Jakarta – Hanya sehari berselang setelah Mahkamah Konstitusi (MK) membuat putusan yang membuat Pilkada 2024 lebih demokratis, hari ini Rabu (21/8/2024) DPR dan pemerintah bersepakat mengabaikan dan mereduksi putusan MK tersebut.
Skenario pembangkangan digarap dalam rapat di Badan Legislatif (Baleg) DPR dengan modus revisi UU Pilkada sebagai payung aksinya. Dari pihak pemerintah hadir Menkumham Supratman Andi Agtas dan Mendagri Tito Karnavian.
Rapat Baleg diinisiasi oleh Wakil Ketua DPR Sufmi Dasco Ahmad melalui undangan DPR RI No B/9825/ LG01.02/08/2024 tanggal 20 Agustus 2024. Sebagaimana diketahui, Dasco juga adalah Ketua Harian Partai Gerindra.

### Petunjuk Tugas
#1 Menurut teks berita tentang rapat Baleg DPR, siapa yang menginisiasi rapat tersebut?
#2 Kutiplah bagian teks berita tentang rapat Baleg DPR, mulai dari "Jakarta – Hanya" sampai dengan "Mendagri Tito Karnavian.".
Baris-baris data berikut tidak diperlukan.

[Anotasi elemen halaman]
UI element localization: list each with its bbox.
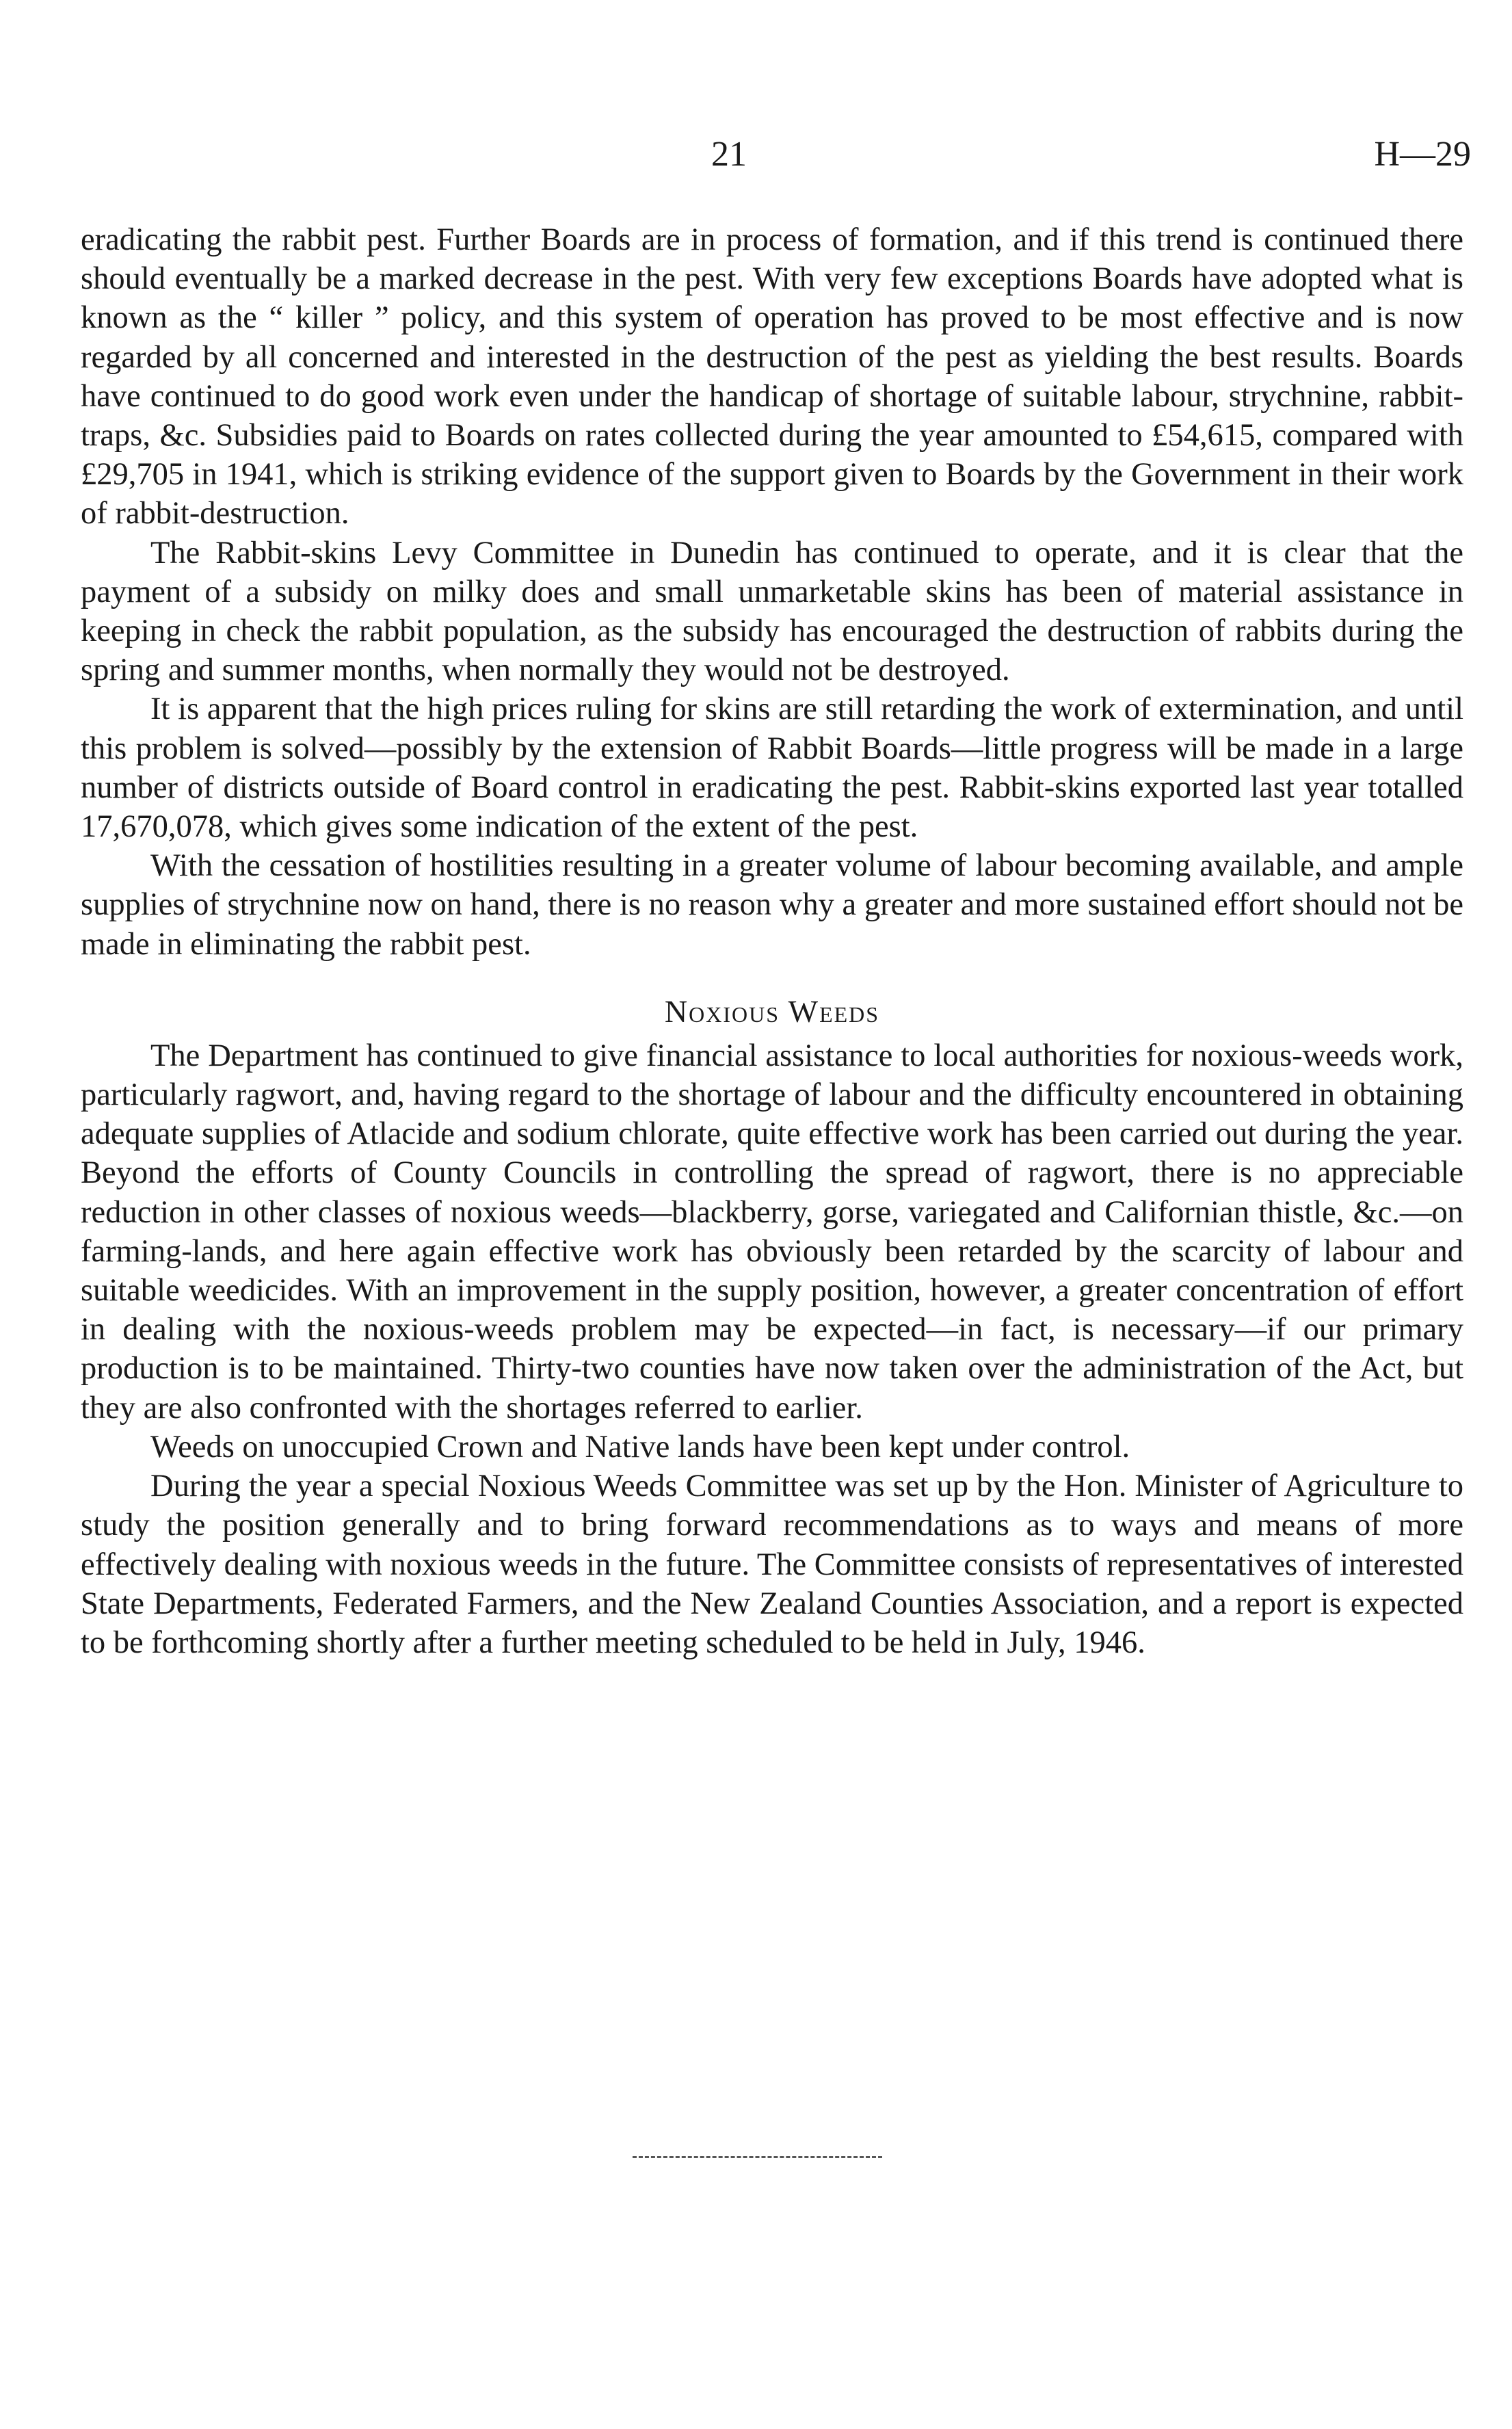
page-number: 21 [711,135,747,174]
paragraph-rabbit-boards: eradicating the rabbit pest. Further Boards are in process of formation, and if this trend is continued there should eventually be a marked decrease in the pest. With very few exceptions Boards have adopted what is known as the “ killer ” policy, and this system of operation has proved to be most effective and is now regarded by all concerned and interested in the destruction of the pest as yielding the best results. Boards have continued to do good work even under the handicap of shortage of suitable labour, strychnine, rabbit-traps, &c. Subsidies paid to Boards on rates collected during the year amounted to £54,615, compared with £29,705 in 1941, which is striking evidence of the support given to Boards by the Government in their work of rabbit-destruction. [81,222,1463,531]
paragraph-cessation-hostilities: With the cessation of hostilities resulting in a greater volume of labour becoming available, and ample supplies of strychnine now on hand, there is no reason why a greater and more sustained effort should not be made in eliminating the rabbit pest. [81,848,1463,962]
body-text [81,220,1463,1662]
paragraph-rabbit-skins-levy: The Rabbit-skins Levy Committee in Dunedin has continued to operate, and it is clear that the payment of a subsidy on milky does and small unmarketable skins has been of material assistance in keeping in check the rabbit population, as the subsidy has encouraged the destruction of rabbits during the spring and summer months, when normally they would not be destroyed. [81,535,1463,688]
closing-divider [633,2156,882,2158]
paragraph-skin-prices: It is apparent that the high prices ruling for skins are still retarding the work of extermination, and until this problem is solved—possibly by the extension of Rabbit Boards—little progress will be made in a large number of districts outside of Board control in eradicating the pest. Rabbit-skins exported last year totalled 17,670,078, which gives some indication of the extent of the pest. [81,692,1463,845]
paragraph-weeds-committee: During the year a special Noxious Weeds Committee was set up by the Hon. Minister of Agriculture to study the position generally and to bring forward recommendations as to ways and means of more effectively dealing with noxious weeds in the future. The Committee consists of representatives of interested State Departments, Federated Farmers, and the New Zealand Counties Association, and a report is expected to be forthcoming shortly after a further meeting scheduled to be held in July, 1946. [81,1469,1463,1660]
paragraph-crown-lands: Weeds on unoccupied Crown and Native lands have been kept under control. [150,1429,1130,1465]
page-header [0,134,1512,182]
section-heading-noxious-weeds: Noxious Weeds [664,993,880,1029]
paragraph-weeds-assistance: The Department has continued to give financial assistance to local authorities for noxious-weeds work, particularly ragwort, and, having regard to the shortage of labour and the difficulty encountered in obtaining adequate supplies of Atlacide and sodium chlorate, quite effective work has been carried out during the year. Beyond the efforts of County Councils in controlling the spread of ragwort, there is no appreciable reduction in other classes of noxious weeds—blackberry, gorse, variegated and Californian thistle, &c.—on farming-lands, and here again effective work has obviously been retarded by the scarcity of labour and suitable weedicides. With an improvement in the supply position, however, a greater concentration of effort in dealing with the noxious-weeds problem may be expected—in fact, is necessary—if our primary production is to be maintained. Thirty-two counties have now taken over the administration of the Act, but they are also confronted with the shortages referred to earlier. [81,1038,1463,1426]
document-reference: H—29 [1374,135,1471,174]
==
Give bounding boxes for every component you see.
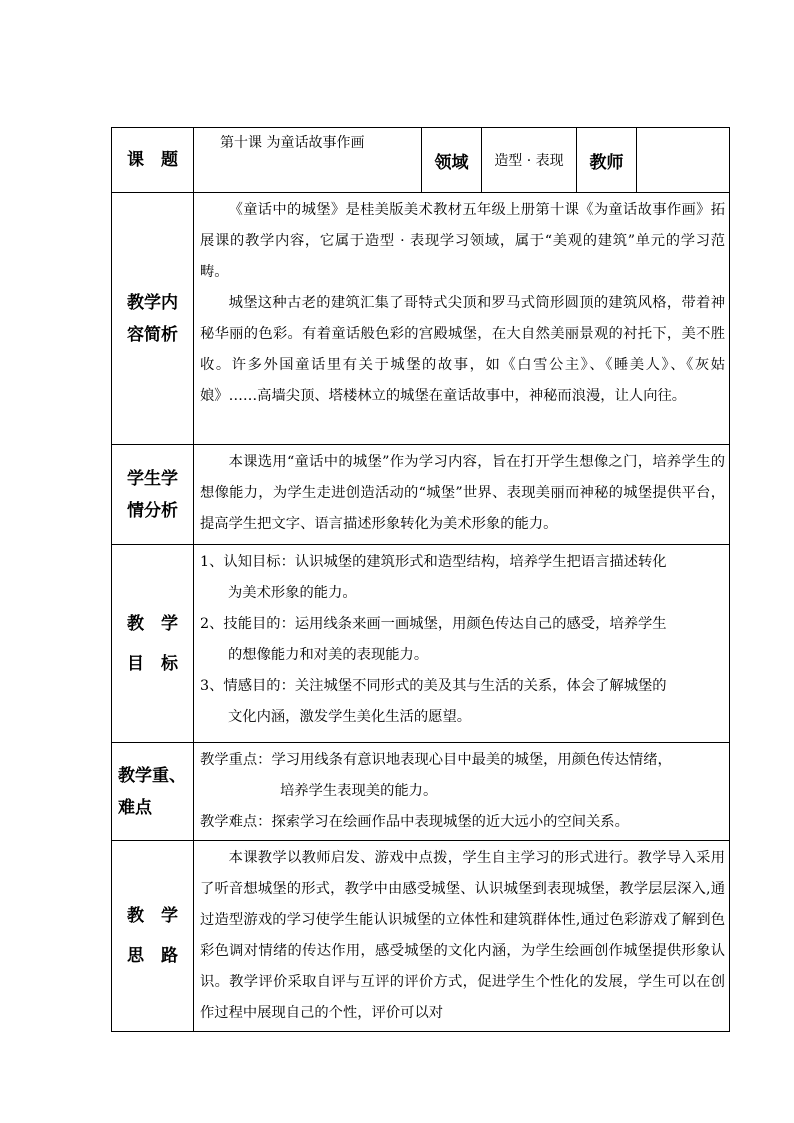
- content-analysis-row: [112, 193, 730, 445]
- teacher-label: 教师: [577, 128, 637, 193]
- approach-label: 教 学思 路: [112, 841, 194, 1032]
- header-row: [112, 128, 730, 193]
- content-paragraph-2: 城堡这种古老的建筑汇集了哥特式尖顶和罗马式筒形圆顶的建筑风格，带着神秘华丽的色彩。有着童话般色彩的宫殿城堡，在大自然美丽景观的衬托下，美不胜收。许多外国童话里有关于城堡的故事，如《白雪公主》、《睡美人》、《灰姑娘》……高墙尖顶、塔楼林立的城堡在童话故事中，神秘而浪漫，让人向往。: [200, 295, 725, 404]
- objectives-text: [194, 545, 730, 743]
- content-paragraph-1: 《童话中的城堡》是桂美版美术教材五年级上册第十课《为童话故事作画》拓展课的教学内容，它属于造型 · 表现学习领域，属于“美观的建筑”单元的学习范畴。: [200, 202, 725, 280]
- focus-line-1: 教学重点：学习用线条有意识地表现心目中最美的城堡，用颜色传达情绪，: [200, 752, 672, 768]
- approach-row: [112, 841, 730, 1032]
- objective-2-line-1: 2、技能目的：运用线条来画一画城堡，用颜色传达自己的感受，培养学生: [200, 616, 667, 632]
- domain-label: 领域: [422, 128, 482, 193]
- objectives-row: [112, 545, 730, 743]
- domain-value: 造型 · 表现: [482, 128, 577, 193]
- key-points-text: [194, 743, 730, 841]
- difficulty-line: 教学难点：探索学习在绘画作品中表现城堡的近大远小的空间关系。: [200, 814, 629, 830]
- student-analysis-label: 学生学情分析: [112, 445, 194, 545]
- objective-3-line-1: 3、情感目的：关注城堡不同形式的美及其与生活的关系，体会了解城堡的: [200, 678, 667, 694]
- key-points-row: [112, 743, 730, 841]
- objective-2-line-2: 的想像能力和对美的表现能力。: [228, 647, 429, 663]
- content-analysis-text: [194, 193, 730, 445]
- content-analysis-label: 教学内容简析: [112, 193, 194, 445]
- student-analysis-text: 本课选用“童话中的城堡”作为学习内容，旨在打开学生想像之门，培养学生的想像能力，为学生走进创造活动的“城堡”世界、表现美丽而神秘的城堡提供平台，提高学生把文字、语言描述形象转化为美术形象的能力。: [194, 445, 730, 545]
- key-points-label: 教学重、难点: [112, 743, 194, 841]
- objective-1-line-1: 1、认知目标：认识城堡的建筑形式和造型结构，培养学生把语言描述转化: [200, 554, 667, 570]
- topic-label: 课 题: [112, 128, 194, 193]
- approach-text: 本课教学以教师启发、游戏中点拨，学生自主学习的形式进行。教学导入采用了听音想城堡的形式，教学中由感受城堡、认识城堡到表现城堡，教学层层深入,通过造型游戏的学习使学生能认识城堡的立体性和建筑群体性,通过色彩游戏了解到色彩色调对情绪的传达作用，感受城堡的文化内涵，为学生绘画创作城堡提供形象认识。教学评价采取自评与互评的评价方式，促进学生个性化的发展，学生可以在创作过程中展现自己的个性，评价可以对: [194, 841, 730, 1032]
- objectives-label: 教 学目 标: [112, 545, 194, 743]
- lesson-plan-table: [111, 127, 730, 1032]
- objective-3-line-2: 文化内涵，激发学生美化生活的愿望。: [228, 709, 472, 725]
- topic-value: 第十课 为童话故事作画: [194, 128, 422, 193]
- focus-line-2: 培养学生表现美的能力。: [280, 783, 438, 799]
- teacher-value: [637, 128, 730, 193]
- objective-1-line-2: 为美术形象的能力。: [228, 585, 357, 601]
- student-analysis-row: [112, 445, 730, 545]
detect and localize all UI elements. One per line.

### Jawaban Tiap Tugas
#1 Wakil Ketua DPR Sufmi Dasco Ahmad.

#2
Jakarta – Hanya sehari berselang setelah Mahkamah Konstitusi (MK) membuat putusan yang membuat Pilkada 2024 lebih demokratis, hari ini Rabu (21/8/2024) DPR dan pemerintah bersepakat mengabaikan dan mereduksi putusan MK tersebut.
Skenario pembangkangan digarap dalam rapat di Badan Legislatif (Baleg) DPR dengan modus revisi UU Pilkada sebagai payung aksinya. Dari pihak pemerintah hadir Menkumham Supratman Andi Agtas dan Mendagri Tito Karnavian.